§ Written request: Print out every record exactly as it appears.

(Excerpts from a figure dataset)
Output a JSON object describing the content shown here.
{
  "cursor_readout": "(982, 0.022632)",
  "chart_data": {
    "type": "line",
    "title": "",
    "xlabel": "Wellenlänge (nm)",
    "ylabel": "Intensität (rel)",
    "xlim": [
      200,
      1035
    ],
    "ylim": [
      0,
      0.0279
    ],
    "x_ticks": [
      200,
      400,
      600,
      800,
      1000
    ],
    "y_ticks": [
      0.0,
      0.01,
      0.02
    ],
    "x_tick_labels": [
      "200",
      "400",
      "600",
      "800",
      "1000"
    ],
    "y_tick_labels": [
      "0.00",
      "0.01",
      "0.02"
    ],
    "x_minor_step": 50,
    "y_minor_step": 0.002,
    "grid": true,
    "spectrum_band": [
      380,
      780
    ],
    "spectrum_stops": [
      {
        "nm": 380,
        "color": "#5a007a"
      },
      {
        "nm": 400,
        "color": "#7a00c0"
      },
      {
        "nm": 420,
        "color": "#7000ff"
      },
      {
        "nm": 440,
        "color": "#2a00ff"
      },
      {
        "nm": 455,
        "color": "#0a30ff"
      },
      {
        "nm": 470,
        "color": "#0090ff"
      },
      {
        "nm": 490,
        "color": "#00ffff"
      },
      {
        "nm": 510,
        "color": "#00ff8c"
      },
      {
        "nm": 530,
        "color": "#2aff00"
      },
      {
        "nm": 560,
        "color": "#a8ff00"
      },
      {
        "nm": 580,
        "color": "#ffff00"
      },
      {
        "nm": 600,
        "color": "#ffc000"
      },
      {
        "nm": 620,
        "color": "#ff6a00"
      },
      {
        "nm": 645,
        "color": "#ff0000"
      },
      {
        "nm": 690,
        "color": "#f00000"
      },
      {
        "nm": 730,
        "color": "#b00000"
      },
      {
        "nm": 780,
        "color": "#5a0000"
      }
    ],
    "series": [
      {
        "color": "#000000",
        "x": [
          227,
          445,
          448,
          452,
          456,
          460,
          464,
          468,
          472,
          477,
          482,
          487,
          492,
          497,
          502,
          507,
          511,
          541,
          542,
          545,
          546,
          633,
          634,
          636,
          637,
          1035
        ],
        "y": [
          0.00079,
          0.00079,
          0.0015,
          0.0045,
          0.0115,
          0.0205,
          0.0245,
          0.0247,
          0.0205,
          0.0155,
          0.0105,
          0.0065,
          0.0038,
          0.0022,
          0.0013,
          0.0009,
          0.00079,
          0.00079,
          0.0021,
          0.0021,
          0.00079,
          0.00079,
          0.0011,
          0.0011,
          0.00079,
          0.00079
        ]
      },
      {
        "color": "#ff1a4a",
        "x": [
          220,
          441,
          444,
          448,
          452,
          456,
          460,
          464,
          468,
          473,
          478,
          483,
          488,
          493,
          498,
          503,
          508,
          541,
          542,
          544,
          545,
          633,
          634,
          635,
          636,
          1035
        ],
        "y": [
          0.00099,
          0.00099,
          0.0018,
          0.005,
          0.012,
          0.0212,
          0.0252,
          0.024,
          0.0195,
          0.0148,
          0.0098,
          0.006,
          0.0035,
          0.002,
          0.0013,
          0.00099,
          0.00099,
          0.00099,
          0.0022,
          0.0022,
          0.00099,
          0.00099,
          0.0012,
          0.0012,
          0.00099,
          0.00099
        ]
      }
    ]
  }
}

§ The output:
Output a JSON object describing the content shown here.
{
  "cursor_readout": "(982, 0.022632)",
  "chart_data": {
    "type": "line",
    "title": "",
    "xlabel": "Wellenlänge (nm)",
    "ylabel": "Intensität (rel)",
    "xlim": [
      200,
      1035
    ],
    "ylim": [
      0,
      0.0279
    ],
    "x_ticks": [
      200,
      400,
      600,
      800,
      1000
    ],
    "y_ticks": [
      0.0,
      0.01,
      0.02
    ],
    "x_tick_labels": [
      "200",
      "400",
      "600",
      "800",
      "1000"
    ],
    "y_tick_labels": [
      "0.00",
      "0.01",
      "0.02"
    ],
    "x_minor_step": 50,
    "y_minor_step": 0.002,
    "grid": true,
    "spectrum_band": [
      380,
      780
    ],
    "spectrum_stops": [
      {
        "nm": 380,
        "color": "#5a007a"
      },
      {
        "nm": 400,
        "color": "#7a00c0"
      },
      {
        "nm": 420,
        "color": "#7000ff"
      },
      {
        "nm": 440,
        "color": "#2a00ff"
      },
      {
        "nm": 455,
        "color": "#0a30ff"
      },
      {
        "nm": 470,
        "color": "#0090ff"
      },
      {
        "nm": 490,
        "color": "#00ffff"
      },
      {
        "nm": 510,
        "color": "#00ff8c"
      },
      {
        "nm": 530,
        "color": "#2aff00"
      },
      {
        "nm": 560,
        "color": "#a8ff00"
      },
      {
        "nm": 580,
        "color": "#ffff00"
      },
      {
        "nm": 600,
        "color": "#ffc000"
      },
      {
        "nm": 620,
        "color": "#ff6a00"
      },
      {
        "nm": 645,
        "color": "#ff0000"
      },
      {
        "nm": 690,
        "color": "#f00000"
      },
      {
        "nm": 730,
        "color": "#b00000"
      },
      {
        "nm": 780,
        "color": "#5a0000"
      }
    ],
    "series": [
      {
        "color": "#000000",
        "x": [
          227,
          445,
          448,
          452,
          456,
          460,
          464,
          468,
          472,
          477,
          482,
          487,
          492,
          497,
          502,
          507,
          511,
          541,
          542,
          545,
          546,
          633,
          634,
          636,
          637,
          1035
        ],
        "y": [
          0.00079,
          0.00079,
          0.0015,
          0.0045,
          0.0115,
          0.0205,
          0.0245,
          0.0247,
          0.0205,
          0.0155,
          0.0105,
          0.0065,
          0.0038,
          0.0022,
          0.0013,
          0.0009,
          0.00079,
          0.00079,
          0.0021,
          0.0021,
          0.00079,
          0.00079,
          0.0011,
          0.0011,
          0.00079,
          0.00079
        ]
      },
      {
        "color": "#ff1a4a",
        "x": [
          220,
          441,
          444,
          448,
          452,
          456,
          460,
          464,
          468,
          473,
          478,
          483,
          488,
          493,
          498,
          503,
          508,
          541,
          542,
          544,
          545,
          633,
          634,
          635,
          636,
          1035
        ],
        "y": [
          0.00099,
          0.00099,
          0.0018,
          0.005,
          0.012,
          0.0212,
          0.0252,
          0.024,
          0.0195,
          0.0148,
          0.0098,
          0.006,
          0.0035,
          0.002,
          0.0013,
          0.00099,
          0.00099,
          0.00099,
          0.0022,
          0.0022,
          0.00099,
          0.00099,
          0.0012,
          0.0012,
          0.00099,
          0.00099
        ]
      }
    ]
  }
}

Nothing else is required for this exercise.